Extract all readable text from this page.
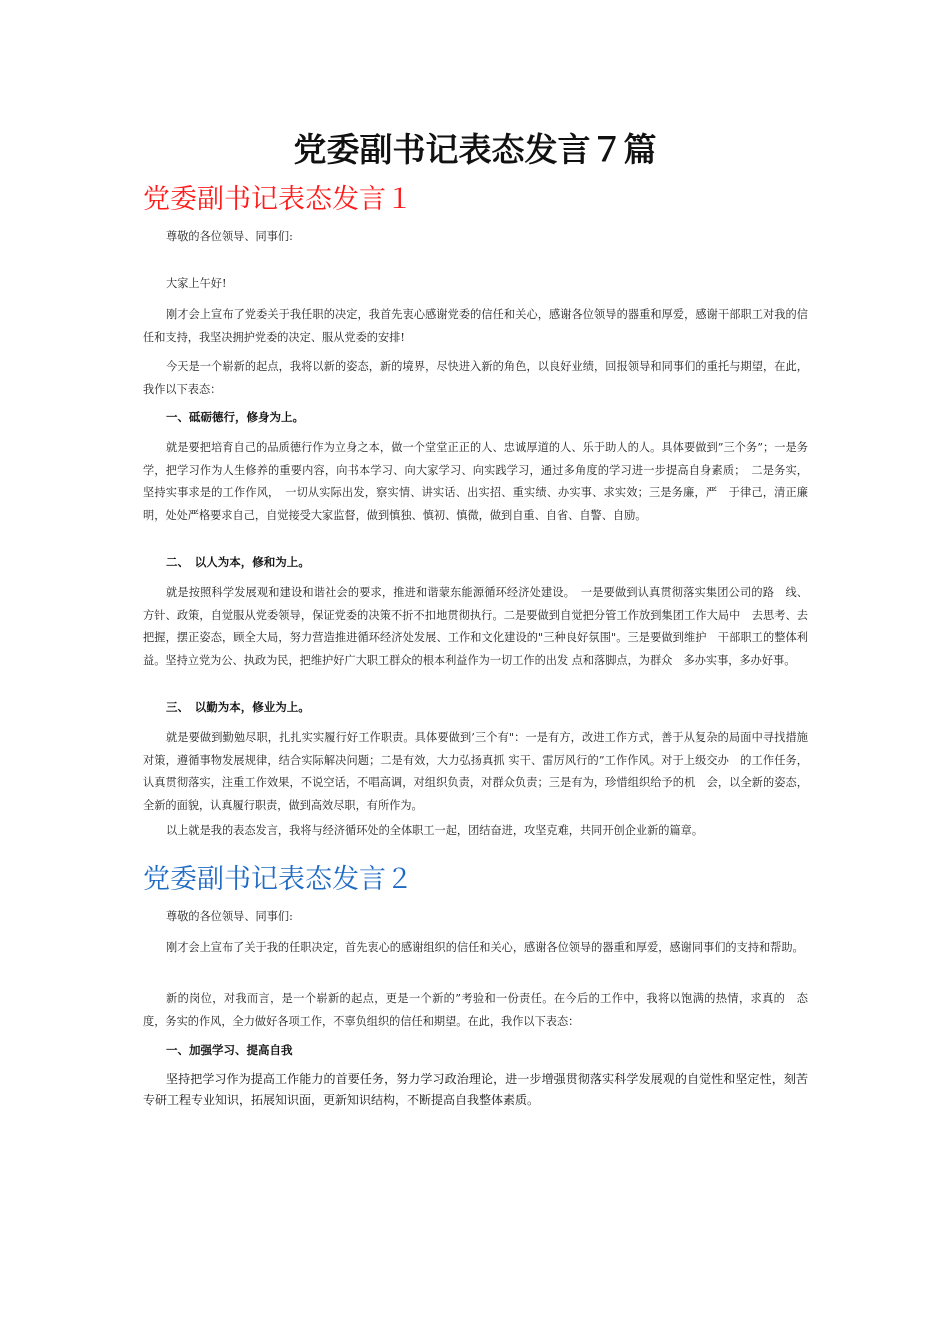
党委副书记表态发言７篇
党委副书记表态发言１

尊敬的各位领导、同事们:

大家上午好!

刚才会上宣布了党委关于我任职的决定，我首先衷心感谢党委的信任和关心，感谢各位领导的器重和厚爱，感谢干部职工对我的信任和支持，我坚决拥护党委的决定、服从党委的安排!

今天是一个崭新的起点，我将以新的姿态，新的境界，尽快进入新的角色，以良好业绩，回报领导和同事们的重托与期望，在此，我作以下表态：

一、砥砺德行，修身为上。

就是要把培育自己的品质德行作为立身之本，做一个堂堂正正的人、忠诚厚道的人、乐于助人的人。具体要做到”三个务”；一是务学，把学习作为人生修养的重要内容，向书本学习、向大家学习、向实践学习，通过多角度的学习进一步提高自身素质；　二是务实，坚持实事求是的工作作风，　一切从实际出发，察实情、讲实话、出实招、重实绩、办实事、求实效；三是务廉，严　于律己，清正廉明，处处严格要求自己，自觉接受大家监督，做到慎独、慎初、慎微，做到自重、自省、自警、自励。

二、　以人为本，修和为上。

就是按照科学发展观和建设和谐社会的要求，推进和谐蒙东能源循环经济处建设。　一是要做到认真贯彻落实集团公司的路　线、方针、政策，自觉服从党委领导，保证党委的决策不折不扣地贯彻执行。二是要做到自觉把分管工作放到集团工作大局中　去思考、去把握，摆正姿态，顾全大局，努力营造推进循环经济处发展、工作和文化建设的"三种良好氛围"。三是要做到维护　干部职工的整体利益。坚持立党为公、执政为民，把维护好广大职工群众的根本利益作为一切工作的出发 点和落脚点，为群众　多办实事，多办好事。

三、　以勤为本，修业为上。

就是要做到勤勉尽职，扎扎实实履行好工作职责。具体要做到’三个有"：一是有方，改进工作方式，善于从复杂的局面中寻找措施对策，遵循事物发展规律，结合实际解决问题；二是有效，大力弘扬真抓 实干、雷厉风行的”工作作风。对于上级交办　的工作任务，认真贯彻落实，注重工作效果，不说空话，不唱高调，对组织负责，对群众负责；三是有为，珍惜组织给予的机　会，以全新的姿态，全新的面貌，认真履行职责，做到高效尽职，有所作为。

以上就是我的表态发言，我将与经济循环处的全体职工一起，团结奋进，攻坚克难，共同开创企业新的篇章。

党委副书记表态发言２

尊敬的各位领导、同事们:

刚才会上宣布了关于我的任职决定，首先衷心的感谢组织的信任和关心，感谢各位领导的器重和厚爱，感谢同事们的支持和帮助。

新的岗位，对我而言，是一个崭新的起点，更是一个新的”考验和一份责任。在今后的工作中，我将以饱满的热情，求真的　态度，务实的作风，全力做好各项工作，不辜负组织的信任和期望。在此，我作以下表态：

一、加强学习、提高自我

坚持把学习作为提高工作能力的首要任务，努力学习政治理论，进一步增强贯彻落实科学发展观的自觉性和坚定性，刻苦　专研工程专业知识，拓展知识面，更新知识结构，不断提高自我整体素质。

▶ SHORT TASK: Count the lines that include the word "我作以下表态" and state the result as a bare number.

▶ OUTPUT OF THE EXERCISE: 2